(Transcribed document page entries)
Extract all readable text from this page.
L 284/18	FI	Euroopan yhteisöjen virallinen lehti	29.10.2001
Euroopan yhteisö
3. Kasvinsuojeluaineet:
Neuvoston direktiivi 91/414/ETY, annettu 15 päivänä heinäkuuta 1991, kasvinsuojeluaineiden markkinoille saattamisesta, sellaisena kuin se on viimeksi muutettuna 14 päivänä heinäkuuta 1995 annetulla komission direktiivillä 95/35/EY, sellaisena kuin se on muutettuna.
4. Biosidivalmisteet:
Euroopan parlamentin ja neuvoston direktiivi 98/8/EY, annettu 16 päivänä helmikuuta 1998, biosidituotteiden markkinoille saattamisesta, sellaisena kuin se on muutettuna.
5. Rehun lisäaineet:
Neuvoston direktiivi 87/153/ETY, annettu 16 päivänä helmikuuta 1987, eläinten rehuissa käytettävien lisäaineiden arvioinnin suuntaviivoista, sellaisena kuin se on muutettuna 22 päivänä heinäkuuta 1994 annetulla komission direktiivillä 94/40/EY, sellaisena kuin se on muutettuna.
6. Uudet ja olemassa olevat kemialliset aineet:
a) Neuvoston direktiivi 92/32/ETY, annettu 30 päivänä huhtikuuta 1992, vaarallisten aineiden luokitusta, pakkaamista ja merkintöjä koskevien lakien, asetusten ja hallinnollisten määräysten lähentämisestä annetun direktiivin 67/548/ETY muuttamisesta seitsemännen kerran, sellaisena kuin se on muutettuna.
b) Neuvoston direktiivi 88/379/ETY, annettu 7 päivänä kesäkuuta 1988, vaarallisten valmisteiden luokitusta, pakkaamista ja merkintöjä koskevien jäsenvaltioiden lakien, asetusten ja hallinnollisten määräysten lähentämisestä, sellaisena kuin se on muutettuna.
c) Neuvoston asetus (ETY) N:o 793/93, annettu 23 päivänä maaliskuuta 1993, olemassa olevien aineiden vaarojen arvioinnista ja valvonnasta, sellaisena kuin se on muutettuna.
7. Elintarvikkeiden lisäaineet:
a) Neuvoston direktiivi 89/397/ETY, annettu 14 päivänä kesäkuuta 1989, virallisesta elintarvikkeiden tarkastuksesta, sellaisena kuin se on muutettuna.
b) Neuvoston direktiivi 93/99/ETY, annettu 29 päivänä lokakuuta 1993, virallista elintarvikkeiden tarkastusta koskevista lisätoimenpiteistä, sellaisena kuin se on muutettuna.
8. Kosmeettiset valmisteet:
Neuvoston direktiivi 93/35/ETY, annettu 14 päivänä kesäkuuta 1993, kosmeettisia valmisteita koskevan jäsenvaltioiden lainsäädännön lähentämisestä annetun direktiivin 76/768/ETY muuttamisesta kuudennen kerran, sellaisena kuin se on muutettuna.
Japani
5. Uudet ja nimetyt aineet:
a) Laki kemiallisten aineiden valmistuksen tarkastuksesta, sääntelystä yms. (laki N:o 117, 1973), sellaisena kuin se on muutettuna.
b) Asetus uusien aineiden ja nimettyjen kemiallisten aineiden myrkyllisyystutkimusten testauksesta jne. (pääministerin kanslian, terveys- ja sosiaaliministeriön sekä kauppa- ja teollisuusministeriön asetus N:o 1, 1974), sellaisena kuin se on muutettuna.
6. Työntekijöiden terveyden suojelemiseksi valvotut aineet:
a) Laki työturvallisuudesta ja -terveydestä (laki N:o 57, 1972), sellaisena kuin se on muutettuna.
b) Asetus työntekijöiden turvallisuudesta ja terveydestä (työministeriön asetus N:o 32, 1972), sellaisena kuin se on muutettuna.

● **ASSIGNED TASK**: Could you transcribe every record above exactly as it appears?

● **RESULT BELOW**:
Extract all readable text from this page.
L 284/18	FI	Euroopan yhteisöjen virallinen lehti	29.10.2001
Euroopan yhteisö
3. Kasvinsuojeluaineet:
Neuvoston direktiivi 91/414/ETY, annettu 15 päivänä heinäkuuta 1991, kasvinsuojeluaineiden markkinoille saattamisesta, sellaisena kuin se on viimeksi muutettuna 14 päivänä heinäkuuta 1995 annetulla komission direktiivillä 95/35/EY, sellaisena kuin se on muutettuna.
4. Biosidivalmisteet:
Euroopan parlamentin ja neuvoston direktiivi 98/8/EY, annettu 16 päivänä helmikuuta 1998, biosidituotteiden markkinoille saattamisesta, sellaisena kuin se on muutettuna.
5. Rehun lisäaineet:
Neuvoston direktiivi 87/153/ETY, annettu 16 päivänä helmikuuta 1987, eläinten rehuissa käytettävien lisäaineiden arvioinnin suuntaviivoista, sellaisena kuin se on muutettuna 22 päivänä heinäkuuta 1994 annetulla komission direktiivillä 94/40/EY, sellaisena kuin se on muutettuna.
6. Uudet ja olemassa olevat kemialliset aineet:
a) Neuvoston direktiivi 92/32/ETY, annettu 30 päivänä huhtikuuta 1992, vaarallisten aineiden luokitusta, pakkaamista ja merkintöjä koskevien lakien, asetusten ja hallinnollisten määräysten lähentämisestä annetun direktiivin 67/548/ETY muuttamisesta seitsemännen kerran, sellaisena kuin se on muutettuna.
b) Neuvoston direktiivi 88/379/ETY, annettu 7 päivänä kesäkuuta 1988, vaarallisten valmisteiden luokitusta, pakkaamista ja merkintöjä koskevien jäsenvaltioiden lakien, asetusten ja hallinnollisten määräysten lähentämisestä, sellaisena kuin se on muutettuna.
c) Neuvoston asetus (ETY) N:o 793/93, annettu 23 päivänä maaliskuuta 1993, olemassa olevien aineiden vaarojen arvioinnista ja valvonnasta, sellaisena kuin se on muutettuna.
7. Elintarvikkeiden lisäaineet:
a) Neuvoston direktiivi 89/397/ETY, annettu 14 päivänä kesäkuuta 1989, virallisesta elintarvikkeiden tarkastuksesta, sellaisena kuin se on muutettuna.
b) Neuvoston direktiivi 93/99/ETY, annettu 29 päivänä lokakuuta 1993, virallista elintarvikkeiden tarkastusta koskevista lisätoimenpiteistä, sellaisena kuin se on muutettuna.
8. Kosmeettiset valmisteet:
Neuvoston direktiivi 93/35/ETY, annettu 14 päivänä kesäkuuta 1993, kosmeettisia valmisteita koskevan jäsenvaltioiden lainsäädännön lähentämisestä annetun direktiivin 76/768/ETY muuttamisesta kuudennen kerran, sellaisena kuin se on muutettuna.
Japani
5. Uudet ja nimetyt aineet:
a) Laki kemiallisten aineiden valmistuksen tarkastuksesta, sääntelystä yms. (laki N:o 117, 1973), sellaisena kuin se on muutettuna.
b) Asetus uusien aineiden ja nimettyjen kemiallisten aineiden myrkyllisyystutkimusten testauksesta jne. (pääministerin kanslian, terveys- ja sosiaaliministeriön sekä kauppa- ja teollisuusministeriön asetus N:o 1, 1974), sellaisena kuin se on muutettuna.
6. Työntekijöiden terveyden suojelemiseksi valvotut aineet:
a) Laki työturvallisuudesta ja -terveydestä (laki N:o 57, 1972), sellaisena kuin se on muutettuna.
b) Asetus työntekijöiden turvallisuudesta ja terveydestä (työministeriön asetus N:o 32, 1972), sellaisena kuin se on muutettuna.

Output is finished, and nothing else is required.